▸ **GOAL OF THE EXERCISE**
Return every entry exactly.

▸ **EXTRACTED MATERIAL**
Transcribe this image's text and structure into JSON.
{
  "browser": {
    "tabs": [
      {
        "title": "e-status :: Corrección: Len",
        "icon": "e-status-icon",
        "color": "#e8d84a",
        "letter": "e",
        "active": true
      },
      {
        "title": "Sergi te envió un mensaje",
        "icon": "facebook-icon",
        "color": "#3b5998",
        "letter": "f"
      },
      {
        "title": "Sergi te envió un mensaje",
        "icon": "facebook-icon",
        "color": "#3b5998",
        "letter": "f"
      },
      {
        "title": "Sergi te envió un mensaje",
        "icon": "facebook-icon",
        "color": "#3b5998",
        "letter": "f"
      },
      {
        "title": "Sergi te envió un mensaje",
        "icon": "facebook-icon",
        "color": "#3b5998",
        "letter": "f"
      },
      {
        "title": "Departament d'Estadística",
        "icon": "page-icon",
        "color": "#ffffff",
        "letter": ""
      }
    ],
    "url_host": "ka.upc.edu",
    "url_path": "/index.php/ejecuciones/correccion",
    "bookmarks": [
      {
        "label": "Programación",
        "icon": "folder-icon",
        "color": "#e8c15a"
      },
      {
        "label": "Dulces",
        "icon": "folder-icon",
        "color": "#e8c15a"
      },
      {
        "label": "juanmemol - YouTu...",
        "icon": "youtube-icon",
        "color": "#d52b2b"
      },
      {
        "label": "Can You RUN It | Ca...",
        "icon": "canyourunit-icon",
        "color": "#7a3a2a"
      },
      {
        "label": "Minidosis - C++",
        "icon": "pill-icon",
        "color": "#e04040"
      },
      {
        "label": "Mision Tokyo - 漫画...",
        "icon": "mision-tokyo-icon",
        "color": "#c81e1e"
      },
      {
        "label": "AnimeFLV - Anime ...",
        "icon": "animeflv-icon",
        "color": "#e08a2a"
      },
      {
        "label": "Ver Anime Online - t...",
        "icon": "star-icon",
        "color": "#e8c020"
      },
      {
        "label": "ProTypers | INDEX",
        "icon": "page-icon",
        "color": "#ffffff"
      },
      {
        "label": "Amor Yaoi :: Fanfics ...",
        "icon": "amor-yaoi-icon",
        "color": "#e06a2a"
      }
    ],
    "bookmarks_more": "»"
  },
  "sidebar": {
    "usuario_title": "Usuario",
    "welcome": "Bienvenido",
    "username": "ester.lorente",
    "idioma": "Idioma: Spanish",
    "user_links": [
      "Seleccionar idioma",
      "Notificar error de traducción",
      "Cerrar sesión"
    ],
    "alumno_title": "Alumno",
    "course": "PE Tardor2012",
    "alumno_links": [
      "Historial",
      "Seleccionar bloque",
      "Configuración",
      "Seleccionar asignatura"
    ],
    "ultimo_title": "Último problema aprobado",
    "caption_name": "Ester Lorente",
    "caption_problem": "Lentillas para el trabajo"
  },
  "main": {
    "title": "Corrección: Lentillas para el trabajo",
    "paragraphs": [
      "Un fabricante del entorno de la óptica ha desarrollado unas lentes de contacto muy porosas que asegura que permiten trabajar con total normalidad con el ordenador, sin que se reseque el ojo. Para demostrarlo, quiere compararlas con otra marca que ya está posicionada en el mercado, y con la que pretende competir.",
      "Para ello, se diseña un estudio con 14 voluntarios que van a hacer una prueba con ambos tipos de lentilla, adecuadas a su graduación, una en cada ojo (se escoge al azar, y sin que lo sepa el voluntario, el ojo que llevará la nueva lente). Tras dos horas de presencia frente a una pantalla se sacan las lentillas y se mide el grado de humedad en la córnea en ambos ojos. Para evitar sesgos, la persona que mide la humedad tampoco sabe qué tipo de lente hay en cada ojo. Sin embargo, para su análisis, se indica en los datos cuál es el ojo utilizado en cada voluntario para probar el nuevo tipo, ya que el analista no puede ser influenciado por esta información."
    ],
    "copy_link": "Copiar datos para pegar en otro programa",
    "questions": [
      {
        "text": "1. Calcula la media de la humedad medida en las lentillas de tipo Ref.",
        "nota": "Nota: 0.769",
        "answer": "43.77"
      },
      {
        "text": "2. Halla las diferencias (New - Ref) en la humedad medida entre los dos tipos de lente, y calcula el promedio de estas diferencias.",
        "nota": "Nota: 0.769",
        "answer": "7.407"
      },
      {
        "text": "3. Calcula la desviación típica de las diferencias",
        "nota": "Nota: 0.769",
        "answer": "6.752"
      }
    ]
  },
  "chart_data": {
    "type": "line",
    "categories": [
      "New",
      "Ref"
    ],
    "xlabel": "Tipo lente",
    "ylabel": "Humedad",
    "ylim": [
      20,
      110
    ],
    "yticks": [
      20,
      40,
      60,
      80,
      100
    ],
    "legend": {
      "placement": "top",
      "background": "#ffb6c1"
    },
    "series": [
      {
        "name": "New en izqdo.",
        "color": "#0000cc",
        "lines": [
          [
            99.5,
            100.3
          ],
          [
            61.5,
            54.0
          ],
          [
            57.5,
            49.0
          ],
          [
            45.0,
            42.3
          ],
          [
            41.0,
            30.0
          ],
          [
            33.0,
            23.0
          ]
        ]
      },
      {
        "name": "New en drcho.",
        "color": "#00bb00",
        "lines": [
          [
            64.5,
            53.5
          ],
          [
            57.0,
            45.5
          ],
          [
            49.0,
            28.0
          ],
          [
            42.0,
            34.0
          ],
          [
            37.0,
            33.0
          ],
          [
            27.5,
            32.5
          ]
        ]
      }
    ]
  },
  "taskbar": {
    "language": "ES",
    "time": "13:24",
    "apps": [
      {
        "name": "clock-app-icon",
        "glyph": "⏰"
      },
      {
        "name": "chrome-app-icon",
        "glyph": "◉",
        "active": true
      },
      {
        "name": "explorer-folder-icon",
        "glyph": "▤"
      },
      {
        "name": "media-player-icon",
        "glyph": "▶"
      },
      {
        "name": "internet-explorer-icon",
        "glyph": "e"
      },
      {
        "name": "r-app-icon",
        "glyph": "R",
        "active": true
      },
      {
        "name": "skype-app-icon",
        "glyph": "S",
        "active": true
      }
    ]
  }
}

▸ **EXPECTED OUTPUT**
Transcribe this image's text and structure into JSON.
{
  "browser": {
    "tabs": [
      {
        "title": "e-status :: Corrección: Len",
        "icon": "e-status-icon",
        "color": "#e8d84a",
        "letter": "e",
        "active": true
      },
      {
        "title": "Sergi te envió un mensaje",
        "icon": "facebook-icon",
        "color": "#3b5998",
        "letter": "f"
      },
      {
        "title": "Sergi te envió un mensaje",
        "icon": "facebook-icon",
        "color": "#3b5998",
        "letter": "f"
      },
      {
        "title": "Sergi te envió un mensaje",
        "icon": "facebook-icon",
        "color": "#3b5998",
        "letter": "f"
      },
      {
        "title": "Sergi te envió un mensaje",
        "icon": "facebook-icon",
        "color": "#3b5998",
        "letter": "f"
      },
      {
        "title": "Departament d'Estadística",
        "icon": "page-icon",
        "color": "#ffffff",
        "letter": ""
      }
    ],
    "url_host": "ka.upc.edu",
    "url_path": "/index.php/ejecuciones/correccion",
    "bookmarks": [
      {
        "label": "Programación",
        "icon": "folder-icon",
        "color": "#e8c15a"
      },
      {
        "label": "Dulces",
        "icon": "folder-icon",
        "color": "#e8c15a"
      },
      {
        "label": "juanmemol - YouTu...",
        "icon": "youtube-icon",
        "color": "#d52b2b"
      },
      {
        "label": "Can You RUN It | Ca...",
        "icon": "canyourunit-icon",
        "color": "#7a3a2a"
      },
      {
        "label": "Minidosis - C++",
        "icon": "pill-icon",
        "color": "#e04040"
      },
      {
        "label": "Mision Tokyo - 漫画...",
        "icon": "mision-tokyo-icon",
        "color": "#c81e1e"
      },
      {
        "label": "AnimeFLV - Anime ...",
        "icon": "animeflv-icon",
        "color": "#e08a2a"
      },
      {
        "label": "Ver Anime Online - t...",
        "icon": "star-icon",
        "color": "#e8c020"
      },
      {
        "label": "ProTypers | INDEX",
        "icon": "page-icon",
        "color": "#ffffff"
      },
      {
        "label": "Amor Yaoi :: Fanfics ...",
        "icon": "amor-yaoi-icon",
        "color": "#e06a2a"
      }
    ],
    "bookmarks_more": "»"
  },
  "sidebar": {
    "usuario_title": "Usuario",
    "welcome": "Bienvenido",
    "username": "ester.lorente",
    "idioma": "Idioma: Spanish",
    "user_links": [
      "Seleccionar idioma",
      "Notificar error de traducción",
      "Cerrar sesión"
    ],
    "alumno_title": "Alumno",
    "course": "PE Tardor2012",
    "alumno_links": [
      "Historial",
      "Seleccionar bloque",
      "Configuración",
      "Seleccionar asignatura"
    ],
    "ultimo_title": "Último problema aprobado",
    "caption_name": "Ester Lorente",
    "caption_problem": "Lentillas para el trabajo"
  },
  "main": {
    "title": "Corrección: Lentillas para el trabajo",
    "paragraphs": [
      "Un fabricante del entorno de la óptica ha desarrollado unas lentes de contacto muy porosas que asegura que permiten trabajar con total normalidad con el ordenador, sin que se reseque el ojo. Para demostrarlo, quiere compararlas con otra marca que ya está posicionada en el mercado, y con la que pretende competir.",
      "Para ello, se diseña un estudio con 14 voluntarios que van a hacer una prueba con ambos tipos de lentilla, adecuadas a su graduación, una en cada ojo (se escoge al azar, y sin que lo sepa el voluntario, el ojo que llevará la nueva lente). Tras dos horas de presencia frente a una pantalla se sacan las lentillas y se mide el grado de humedad en la córnea en ambos ojos. Para evitar sesgos, la persona que mide la humedad tampoco sabe qué tipo de lente hay en cada ojo. Sin embargo, para su análisis, se indica en los datos cuál es el ojo utilizado en cada voluntario para probar el nuevo tipo, ya que el analista no puede ser influenciado por esta información."
    ],
    "copy_link": "Copiar datos para pegar en otro programa",
    "questions": [
      {
        "text": "1. Calcula la media de la humedad medida en las lentillas de tipo Ref.",
        "nota": "Nota: 0.769",
        "answer": "43.77"
      },
      {
        "text": "2. Halla las diferencias (New - Ref) en la humedad medida entre los dos tipos de lente, y calcula el promedio de estas diferencias.",
        "nota": "Nota: 0.769",
        "answer": "7.407"
      },
      {
        "text": "3. Calcula la desviación típica de las diferencias",
        "nota": "Nota: 0.769",
        "answer": "6.752"
      }
    ]
  },
  "chart_data": {
    "type": "line",
    "categories": [
      "New",
      "Ref"
    ],
    "xlabel": "Tipo lente",
    "ylabel": "Humedad",
    "ylim": [
      20,
      110
    ],
    "yticks": [
      20,
      40,
      60,
      80,
      100
    ],
    "legend": {
      "placement": "top",
      "background": "#ffb6c1"
    },
    "series": [
      {
        "name": "New en izqdo.",
        "color": "#0000cc",
        "lines": [
          [
            99.5,
            100.3
          ],
          [
            61.5,
            54.0
          ],
          [
            57.5,
            49.0
          ],
          [
            45.0,
            42.3
          ],
          [
            41.0,
            30.0
          ],
          [
            33.0,
            23.0
          ]
        ]
      },
      {
        "name": "New en drcho.",
        "color": "#00bb00",
        "lines": [
          [
            64.5,
            53.5
          ],
          [
            57.0,
            45.5
          ],
          [
            49.0,
            28.0
          ],
          [
            42.0,
            34.0
          ],
          [
            37.0,
            33.0
          ],
          [
            27.5,
            32.5
          ]
        ]
      }
    ]
  },
  "taskbar": {
    "language": "ES",
    "time": "13:24",
    "apps": [
      {
        "name": "clock-app-icon",
        "glyph": "⏰"
      },
      {
        "name": "chrome-app-icon",
        "glyph": "◉",
        "active": true
      },
      {
        "name": "explorer-folder-icon",
        "glyph": "▤"
      },
      {
        "name": "media-player-icon",
        "glyph": "▶"
      },
      {
        "name": "internet-explorer-icon",
        "glyph": "e"
      },
      {
        "name": "r-app-icon",
        "glyph": "R",
        "active": true
      },
      {
        "name": "skype-app-icon",
        "glyph": "S",
        "active": true
      }
    ]
  }
}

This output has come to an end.